Aim
Retype all the entries below exactly, line for line, and leave the pictures out of your copy.

— Start Data to use —

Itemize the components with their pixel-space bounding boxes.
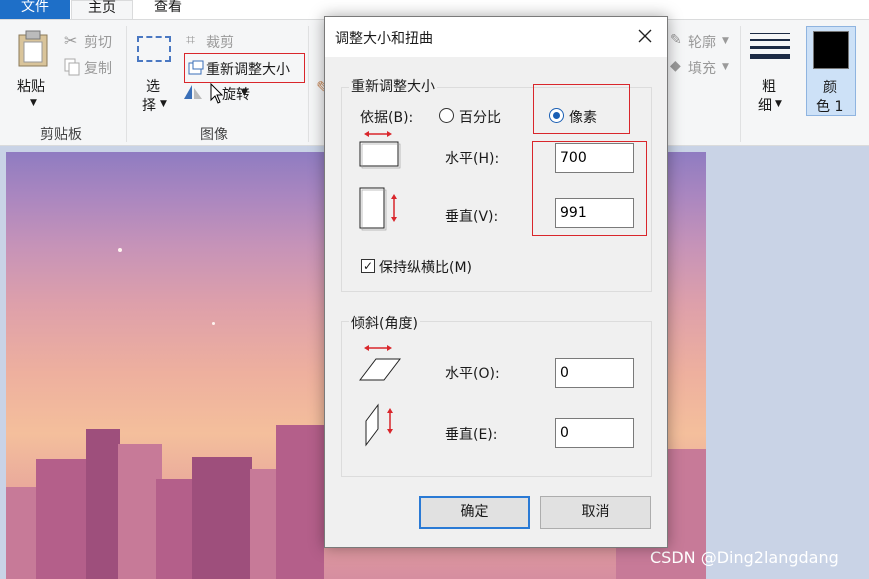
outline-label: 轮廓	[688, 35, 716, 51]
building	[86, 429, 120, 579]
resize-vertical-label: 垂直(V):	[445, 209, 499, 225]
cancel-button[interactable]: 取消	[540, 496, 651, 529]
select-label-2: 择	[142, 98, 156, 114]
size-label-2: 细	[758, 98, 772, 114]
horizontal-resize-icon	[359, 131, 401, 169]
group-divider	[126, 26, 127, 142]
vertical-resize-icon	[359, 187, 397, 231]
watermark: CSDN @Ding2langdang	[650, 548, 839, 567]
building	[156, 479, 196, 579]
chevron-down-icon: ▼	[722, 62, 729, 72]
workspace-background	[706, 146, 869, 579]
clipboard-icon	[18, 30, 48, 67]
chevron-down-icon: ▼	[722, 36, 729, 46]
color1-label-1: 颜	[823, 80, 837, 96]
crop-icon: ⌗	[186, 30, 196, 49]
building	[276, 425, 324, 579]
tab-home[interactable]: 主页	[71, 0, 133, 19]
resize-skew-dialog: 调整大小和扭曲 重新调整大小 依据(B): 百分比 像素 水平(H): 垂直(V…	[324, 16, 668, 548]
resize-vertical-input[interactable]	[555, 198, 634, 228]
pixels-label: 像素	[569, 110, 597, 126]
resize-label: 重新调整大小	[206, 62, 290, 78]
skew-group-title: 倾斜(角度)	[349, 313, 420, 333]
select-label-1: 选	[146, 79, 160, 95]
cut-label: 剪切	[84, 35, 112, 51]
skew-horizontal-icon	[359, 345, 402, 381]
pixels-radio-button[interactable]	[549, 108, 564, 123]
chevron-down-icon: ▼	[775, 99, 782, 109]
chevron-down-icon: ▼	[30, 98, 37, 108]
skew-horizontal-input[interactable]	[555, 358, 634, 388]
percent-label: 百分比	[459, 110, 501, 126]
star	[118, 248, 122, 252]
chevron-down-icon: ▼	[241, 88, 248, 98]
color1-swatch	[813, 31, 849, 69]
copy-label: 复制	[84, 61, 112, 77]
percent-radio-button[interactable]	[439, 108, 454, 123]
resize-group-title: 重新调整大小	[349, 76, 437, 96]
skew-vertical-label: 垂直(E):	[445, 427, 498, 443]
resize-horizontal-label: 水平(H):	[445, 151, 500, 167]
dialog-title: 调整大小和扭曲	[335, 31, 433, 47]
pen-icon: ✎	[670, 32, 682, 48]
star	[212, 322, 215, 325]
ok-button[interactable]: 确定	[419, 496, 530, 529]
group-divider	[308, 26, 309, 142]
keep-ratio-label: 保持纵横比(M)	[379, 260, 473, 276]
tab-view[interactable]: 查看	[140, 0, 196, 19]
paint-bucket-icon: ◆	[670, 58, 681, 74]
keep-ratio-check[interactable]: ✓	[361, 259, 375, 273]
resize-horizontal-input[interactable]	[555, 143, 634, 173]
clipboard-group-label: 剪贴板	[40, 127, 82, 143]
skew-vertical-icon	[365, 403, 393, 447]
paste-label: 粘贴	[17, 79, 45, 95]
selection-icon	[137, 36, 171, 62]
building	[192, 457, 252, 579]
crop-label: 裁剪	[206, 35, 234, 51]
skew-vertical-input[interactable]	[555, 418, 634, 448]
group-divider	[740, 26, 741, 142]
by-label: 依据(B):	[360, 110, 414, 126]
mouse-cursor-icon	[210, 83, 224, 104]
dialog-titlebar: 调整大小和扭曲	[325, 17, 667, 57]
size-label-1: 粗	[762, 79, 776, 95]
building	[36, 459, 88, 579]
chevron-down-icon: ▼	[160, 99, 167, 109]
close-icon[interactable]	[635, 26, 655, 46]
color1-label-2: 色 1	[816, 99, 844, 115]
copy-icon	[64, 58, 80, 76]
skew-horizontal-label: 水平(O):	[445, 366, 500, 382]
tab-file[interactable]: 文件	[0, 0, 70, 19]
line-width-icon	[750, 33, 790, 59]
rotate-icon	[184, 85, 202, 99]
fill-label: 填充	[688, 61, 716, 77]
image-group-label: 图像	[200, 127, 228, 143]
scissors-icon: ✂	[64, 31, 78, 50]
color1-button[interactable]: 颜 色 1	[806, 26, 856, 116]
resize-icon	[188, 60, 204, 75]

— End Data to use —

Exercise solution
Itemize the components with their pixel-space bounding boxes.
outline-label: 轮廓	[688, 35, 716, 51]
building	[86, 429, 120, 579]
resize-vertical-label: 垂直(V):	[445, 209, 499, 225]
cancel-button[interactable]: 取消	[540, 496, 651, 529]
select-label-2: 择	[142, 98, 156, 114]
size-label-2: 细	[758, 98, 772, 114]
horizontal-resize-icon	[359, 131, 401, 169]
group-divider	[126, 26, 127, 142]
vertical-resize-icon	[359, 187, 397, 231]
watermark: CSDN @Ding2langdang	[650, 548, 839, 567]
building	[156, 479, 196, 579]
chevron-down-icon: ▼	[722, 62, 729, 72]
workspace-background	[706, 146, 869, 579]
clipboard-icon	[18, 30, 48, 67]
chevron-down-icon: ▼	[722, 36, 729, 46]
color1-label-1: 颜	[823, 80, 837, 96]
crop-icon: ⌗	[186, 30, 196, 49]
building	[276, 425, 324, 579]
tab-home[interactable]: 主页	[71, 0, 133, 19]
resize-skew-dialog: 调整大小和扭曲 重新调整大小 依据(B): 百分比 像素 水平(H): 垂直(V…	[324, 16, 668, 548]
resize-vertical-input[interactable]	[555, 198, 634, 228]
pixels-label: 像素	[569, 110, 597, 126]
resize-label: 重新调整大小	[206, 62, 290, 78]
skew-group-title: 倾斜(角度)	[349, 313, 420, 333]
select-label-1: 选	[146, 79, 160, 95]
cut-label: 剪切	[84, 35, 112, 51]
skew-horizontal-icon	[359, 345, 402, 381]
pixels-radio-button[interactable]	[549, 108, 564, 123]
chevron-down-icon: ▼	[775, 99, 782, 109]
chevron-down-icon: ▼	[30, 98, 37, 108]
skew-horizontal-input[interactable]	[555, 358, 634, 388]
percent-label: 百分比	[459, 110, 501, 126]
star	[118, 248, 122, 252]
chevron-down-icon: ▼	[241, 88, 248, 98]
color1-swatch	[813, 31, 849, 69]
copy-label: 复制	[84, 61, 112, 77]
percent-radio-button[interactable]	[439, 108, 454, 123]
resize-group-title: 重新调整大小	[349, 76, 437, 96]
skew-vertical-label: 垂直(E):	[445, 427, 498, 443]
resize-horizontal-label: 水平(H):	[445, 151, 500, 167]
dialog-title: 调整大小和扭曲	[335, 31, 433, 47]
pen-icon: ✎	[670, 32, 682, 48]
star	[212, 322, 215, 325]
ok-button[interactable]: 确定	[419, 496, 530, 529]
group-divider	[308, 26, 309, 142]
keep-ratio-label: 保持纵横比(M)	[379, 260, 473, 276]
tab-view[interactable]: 查看	[140, 0, 196, 19]
paint-bucket-icon: ◆	[670, 58, 681, 74]
keep-ratio-check[interactable]: ✓	[361, 259, 375, 273]
resize-horizontal-input[interactable]	[555, 143, 634, 173]
clipboard-group-label: 剪贴板	[40, 127, 82, 143]
skew-vertical-icon	[365, 403, 393, 447]
paste-label: 粘贴	[17, 79, 45, 95]
selection-icon	[137, 36, 171, 62]
building	[192, 457, 252, 579]
crop-label: 裁剪	[206, 35, 234, 51]
skew-vertical-input[interactable]	[555, 418, 634, 448]
group-divider	[740, 26, 741, 142]
by-label: 依据(B):	[360, 110, 414, 126]
mouse-cursor-icon	[210, 83, 224, 104]
dialog-titlebar: 调整大小和扭曲	[325, 17, 667, 57]
size-label-1: 粗	[762, 79, 776, 95]
building	[36, 459, 88, 579]
chevron-down-icon: ▼	[160, 99, 167, 109]
close-icon[interactable]	[635, 26, 655, 46]
color1-label-2: 色 1	[816, 99, 844, 115]
copy-icon	[64, 58, 80, 76]
skew-horizontal-label: 水平(O):	[445, 366, 500, 382]
tab-file[interactable]: 文件	[0, 0, 70, 19]
line-width-icon	[750, 33, 790, 59]
rotate-icon	[184, 85, 202, 99]
fill-label: 填充	[688, 61, 716, 77]
image-group-label: 图像	[200, 127, 228, 143]
scissors-icon: ✂	[64, 31, 78, 50]
color1-button[interactable]: 颜 色 1	[806, 26, 856, 116]
resize-icon	[188, 60, 204, 75]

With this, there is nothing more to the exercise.